**WRITTEN EXERCISE**. Locate each line holding the string "amount" and copy it.

**DATA**.

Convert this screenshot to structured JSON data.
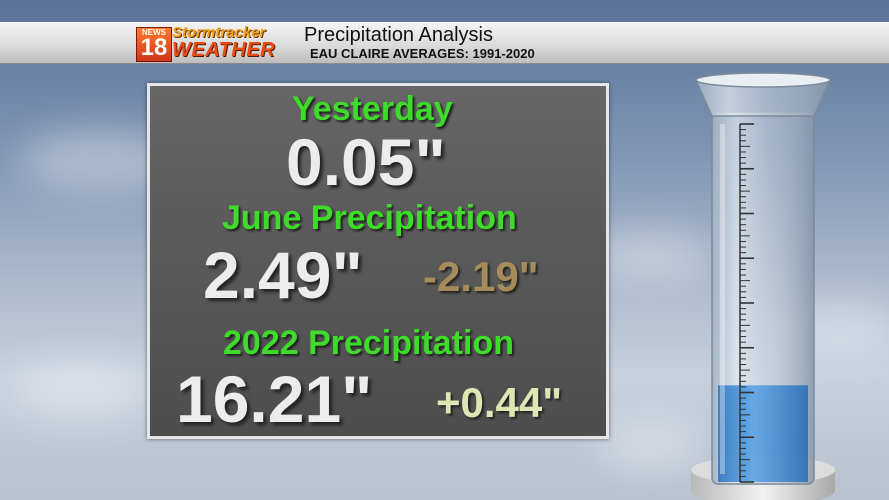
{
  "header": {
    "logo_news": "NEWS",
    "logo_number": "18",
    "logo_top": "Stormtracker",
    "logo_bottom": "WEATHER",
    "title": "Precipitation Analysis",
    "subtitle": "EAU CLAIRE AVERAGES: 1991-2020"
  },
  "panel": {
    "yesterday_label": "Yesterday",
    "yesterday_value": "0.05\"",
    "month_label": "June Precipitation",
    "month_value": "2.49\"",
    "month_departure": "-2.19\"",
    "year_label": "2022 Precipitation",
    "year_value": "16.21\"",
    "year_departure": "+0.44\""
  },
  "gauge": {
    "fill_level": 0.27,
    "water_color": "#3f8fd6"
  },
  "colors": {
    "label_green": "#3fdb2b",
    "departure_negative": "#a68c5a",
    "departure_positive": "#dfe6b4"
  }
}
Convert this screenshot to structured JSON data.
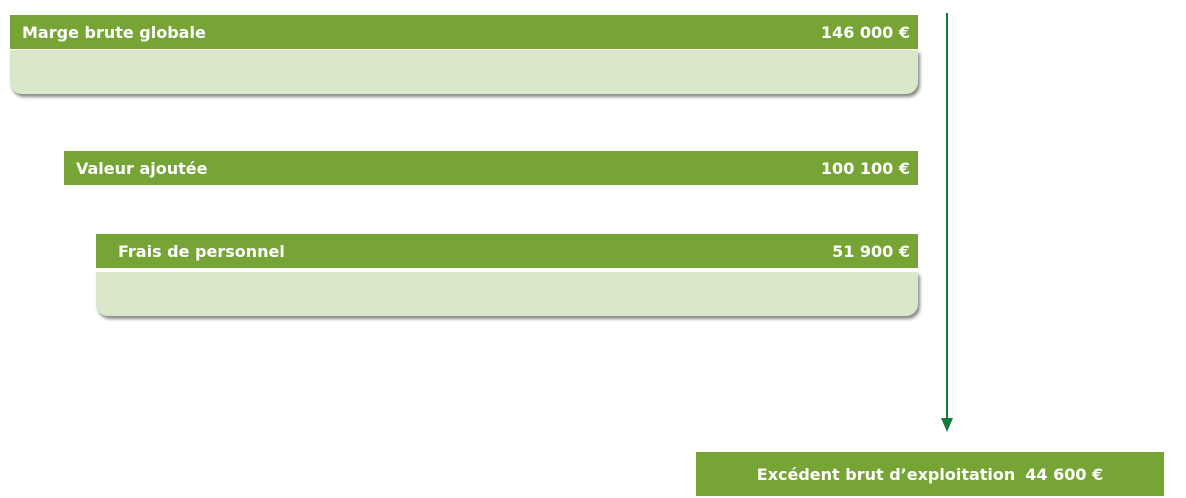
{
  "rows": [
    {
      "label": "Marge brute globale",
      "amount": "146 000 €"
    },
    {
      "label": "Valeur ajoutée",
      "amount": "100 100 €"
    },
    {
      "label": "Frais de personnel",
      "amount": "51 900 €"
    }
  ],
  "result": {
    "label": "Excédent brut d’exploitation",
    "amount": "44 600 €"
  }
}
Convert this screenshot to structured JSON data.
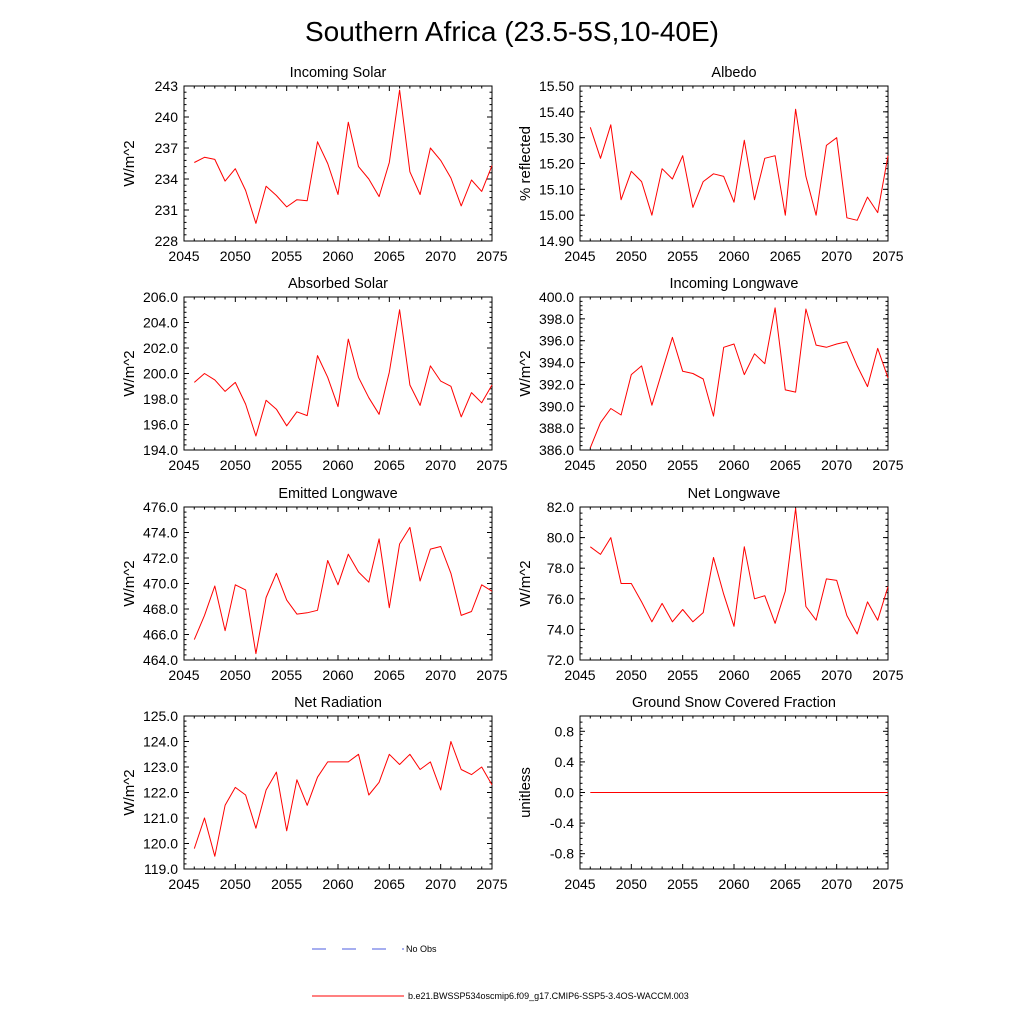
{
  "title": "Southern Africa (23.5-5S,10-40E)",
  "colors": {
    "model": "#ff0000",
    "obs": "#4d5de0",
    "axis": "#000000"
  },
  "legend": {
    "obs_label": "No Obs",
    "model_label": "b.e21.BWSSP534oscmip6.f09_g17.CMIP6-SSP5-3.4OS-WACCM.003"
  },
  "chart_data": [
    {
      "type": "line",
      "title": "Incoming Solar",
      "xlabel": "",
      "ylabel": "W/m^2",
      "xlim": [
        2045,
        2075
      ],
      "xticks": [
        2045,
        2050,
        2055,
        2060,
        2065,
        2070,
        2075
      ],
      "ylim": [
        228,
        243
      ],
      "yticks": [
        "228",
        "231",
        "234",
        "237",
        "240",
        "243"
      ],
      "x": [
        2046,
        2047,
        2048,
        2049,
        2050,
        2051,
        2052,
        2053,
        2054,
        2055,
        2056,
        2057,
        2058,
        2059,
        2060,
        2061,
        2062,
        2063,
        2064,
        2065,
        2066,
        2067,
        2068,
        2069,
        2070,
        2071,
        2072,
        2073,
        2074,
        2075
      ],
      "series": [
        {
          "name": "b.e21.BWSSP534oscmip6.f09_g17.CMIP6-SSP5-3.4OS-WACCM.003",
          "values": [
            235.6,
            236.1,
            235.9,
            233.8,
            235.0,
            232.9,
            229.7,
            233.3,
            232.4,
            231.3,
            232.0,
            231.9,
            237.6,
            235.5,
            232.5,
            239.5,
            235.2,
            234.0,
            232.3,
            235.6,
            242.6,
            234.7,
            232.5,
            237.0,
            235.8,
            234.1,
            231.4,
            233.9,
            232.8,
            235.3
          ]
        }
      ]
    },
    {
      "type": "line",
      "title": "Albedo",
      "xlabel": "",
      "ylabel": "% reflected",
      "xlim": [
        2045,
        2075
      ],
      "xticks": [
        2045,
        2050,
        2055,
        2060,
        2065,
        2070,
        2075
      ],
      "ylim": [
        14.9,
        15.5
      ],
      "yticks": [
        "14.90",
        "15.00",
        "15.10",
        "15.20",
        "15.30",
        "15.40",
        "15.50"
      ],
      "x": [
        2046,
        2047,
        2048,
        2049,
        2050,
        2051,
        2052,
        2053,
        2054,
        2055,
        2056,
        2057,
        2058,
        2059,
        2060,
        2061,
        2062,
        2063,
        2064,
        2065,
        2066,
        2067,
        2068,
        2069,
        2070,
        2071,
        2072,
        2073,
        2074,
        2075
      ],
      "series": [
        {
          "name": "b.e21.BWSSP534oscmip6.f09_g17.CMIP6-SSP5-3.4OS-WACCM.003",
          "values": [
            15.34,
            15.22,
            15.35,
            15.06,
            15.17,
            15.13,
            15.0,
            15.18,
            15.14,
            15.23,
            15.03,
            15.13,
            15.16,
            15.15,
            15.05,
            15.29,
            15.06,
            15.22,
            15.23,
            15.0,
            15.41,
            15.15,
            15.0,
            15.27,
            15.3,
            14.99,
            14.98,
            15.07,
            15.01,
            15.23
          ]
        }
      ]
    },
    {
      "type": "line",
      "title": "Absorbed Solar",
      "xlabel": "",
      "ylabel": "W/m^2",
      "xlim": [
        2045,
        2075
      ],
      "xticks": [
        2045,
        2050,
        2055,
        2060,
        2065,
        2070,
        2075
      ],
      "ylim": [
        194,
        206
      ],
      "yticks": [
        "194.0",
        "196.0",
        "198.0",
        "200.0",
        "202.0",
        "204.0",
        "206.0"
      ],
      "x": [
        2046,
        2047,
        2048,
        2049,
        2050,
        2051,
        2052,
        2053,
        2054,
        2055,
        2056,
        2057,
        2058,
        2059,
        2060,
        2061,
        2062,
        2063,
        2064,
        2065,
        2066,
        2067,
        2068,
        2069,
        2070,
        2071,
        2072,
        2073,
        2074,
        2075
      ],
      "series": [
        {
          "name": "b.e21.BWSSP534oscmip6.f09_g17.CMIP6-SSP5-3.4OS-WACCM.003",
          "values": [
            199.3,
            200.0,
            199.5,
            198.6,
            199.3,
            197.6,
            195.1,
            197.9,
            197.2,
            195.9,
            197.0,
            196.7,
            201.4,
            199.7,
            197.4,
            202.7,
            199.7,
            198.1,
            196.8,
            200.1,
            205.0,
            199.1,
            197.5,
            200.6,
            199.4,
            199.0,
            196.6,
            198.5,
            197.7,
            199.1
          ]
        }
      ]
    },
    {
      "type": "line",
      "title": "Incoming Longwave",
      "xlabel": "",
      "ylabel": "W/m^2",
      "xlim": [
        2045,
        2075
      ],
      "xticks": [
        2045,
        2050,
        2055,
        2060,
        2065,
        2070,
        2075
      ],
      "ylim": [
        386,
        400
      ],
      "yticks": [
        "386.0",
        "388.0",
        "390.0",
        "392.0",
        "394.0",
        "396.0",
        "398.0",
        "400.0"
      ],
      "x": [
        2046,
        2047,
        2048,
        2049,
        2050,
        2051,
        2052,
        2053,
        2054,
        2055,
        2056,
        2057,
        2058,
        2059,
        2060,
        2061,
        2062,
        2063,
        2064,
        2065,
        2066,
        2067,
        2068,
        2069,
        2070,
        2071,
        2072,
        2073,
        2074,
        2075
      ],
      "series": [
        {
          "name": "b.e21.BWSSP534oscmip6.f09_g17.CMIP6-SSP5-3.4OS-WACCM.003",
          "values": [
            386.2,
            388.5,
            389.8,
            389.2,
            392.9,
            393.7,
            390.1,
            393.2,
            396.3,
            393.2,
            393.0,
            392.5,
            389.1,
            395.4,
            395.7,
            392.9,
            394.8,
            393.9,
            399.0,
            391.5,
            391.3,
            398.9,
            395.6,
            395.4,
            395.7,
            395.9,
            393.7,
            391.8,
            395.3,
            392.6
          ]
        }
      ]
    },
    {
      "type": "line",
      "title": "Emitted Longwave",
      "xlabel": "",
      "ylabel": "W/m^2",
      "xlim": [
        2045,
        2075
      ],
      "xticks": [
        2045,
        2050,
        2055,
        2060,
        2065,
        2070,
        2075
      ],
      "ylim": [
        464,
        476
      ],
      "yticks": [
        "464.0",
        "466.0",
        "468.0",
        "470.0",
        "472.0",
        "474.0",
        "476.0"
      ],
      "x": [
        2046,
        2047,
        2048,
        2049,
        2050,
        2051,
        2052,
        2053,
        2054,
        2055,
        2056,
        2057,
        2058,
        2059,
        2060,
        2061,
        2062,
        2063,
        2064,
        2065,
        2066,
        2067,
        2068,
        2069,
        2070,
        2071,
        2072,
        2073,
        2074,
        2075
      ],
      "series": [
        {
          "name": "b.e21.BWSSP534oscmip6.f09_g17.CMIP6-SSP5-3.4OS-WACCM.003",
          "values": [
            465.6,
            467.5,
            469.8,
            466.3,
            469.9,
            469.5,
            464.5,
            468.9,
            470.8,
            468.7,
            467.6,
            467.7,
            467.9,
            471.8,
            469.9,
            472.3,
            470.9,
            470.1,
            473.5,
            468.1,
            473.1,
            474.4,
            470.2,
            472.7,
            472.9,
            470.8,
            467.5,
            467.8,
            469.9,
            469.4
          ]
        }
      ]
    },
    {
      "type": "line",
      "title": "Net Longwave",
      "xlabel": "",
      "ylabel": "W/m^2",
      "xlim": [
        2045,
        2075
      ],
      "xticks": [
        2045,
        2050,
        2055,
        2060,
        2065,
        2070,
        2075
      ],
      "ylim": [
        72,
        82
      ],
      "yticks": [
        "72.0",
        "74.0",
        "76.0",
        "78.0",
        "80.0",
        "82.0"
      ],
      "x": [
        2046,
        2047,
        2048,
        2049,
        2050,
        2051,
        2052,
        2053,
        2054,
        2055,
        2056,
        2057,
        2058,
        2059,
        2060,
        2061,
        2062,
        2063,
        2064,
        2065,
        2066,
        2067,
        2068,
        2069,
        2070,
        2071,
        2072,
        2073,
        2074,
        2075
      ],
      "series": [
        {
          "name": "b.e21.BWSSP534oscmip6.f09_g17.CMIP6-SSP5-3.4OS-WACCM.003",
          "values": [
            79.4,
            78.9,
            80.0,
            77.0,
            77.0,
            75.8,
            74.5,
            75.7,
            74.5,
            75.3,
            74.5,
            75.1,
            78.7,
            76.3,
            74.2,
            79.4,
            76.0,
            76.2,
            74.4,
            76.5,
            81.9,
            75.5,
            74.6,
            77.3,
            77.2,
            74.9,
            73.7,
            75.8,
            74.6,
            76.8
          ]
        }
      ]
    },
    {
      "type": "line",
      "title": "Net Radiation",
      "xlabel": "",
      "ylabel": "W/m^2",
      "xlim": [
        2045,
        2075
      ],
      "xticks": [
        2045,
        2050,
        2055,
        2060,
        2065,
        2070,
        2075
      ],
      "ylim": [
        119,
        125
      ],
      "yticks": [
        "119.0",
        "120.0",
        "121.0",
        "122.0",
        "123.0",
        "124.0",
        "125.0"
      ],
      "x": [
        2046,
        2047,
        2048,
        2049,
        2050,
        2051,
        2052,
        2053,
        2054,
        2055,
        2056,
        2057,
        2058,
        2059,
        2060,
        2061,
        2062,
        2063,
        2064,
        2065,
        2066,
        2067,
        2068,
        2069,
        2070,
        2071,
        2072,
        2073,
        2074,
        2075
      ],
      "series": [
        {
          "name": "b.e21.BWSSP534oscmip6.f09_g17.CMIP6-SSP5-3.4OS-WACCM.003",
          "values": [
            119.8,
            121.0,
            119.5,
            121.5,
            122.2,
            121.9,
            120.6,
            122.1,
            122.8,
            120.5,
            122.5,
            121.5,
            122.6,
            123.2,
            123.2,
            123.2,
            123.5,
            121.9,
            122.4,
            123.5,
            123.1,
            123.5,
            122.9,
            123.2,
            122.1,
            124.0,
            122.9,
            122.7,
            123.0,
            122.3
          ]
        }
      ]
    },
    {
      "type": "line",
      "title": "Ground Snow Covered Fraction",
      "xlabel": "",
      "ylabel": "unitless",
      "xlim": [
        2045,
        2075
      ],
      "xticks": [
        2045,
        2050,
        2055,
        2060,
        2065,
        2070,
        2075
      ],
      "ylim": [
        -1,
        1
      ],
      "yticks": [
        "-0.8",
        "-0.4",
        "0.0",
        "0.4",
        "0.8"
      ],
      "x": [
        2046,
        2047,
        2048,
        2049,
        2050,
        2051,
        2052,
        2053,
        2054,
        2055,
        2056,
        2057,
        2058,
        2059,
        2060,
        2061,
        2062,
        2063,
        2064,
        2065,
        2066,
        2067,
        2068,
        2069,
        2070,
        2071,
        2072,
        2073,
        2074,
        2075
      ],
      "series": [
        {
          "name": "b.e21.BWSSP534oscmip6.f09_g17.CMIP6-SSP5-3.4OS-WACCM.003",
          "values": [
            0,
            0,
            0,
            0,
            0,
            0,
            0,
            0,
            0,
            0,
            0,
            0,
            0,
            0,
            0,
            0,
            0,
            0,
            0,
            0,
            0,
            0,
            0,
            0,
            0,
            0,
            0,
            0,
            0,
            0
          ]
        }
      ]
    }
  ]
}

**RESPONSE TO THE TASK**.
      "amount": "146 000 €"
      "amount": "100 100 €"
      "amount": "51 900 €"
    "amount": "44 600 €"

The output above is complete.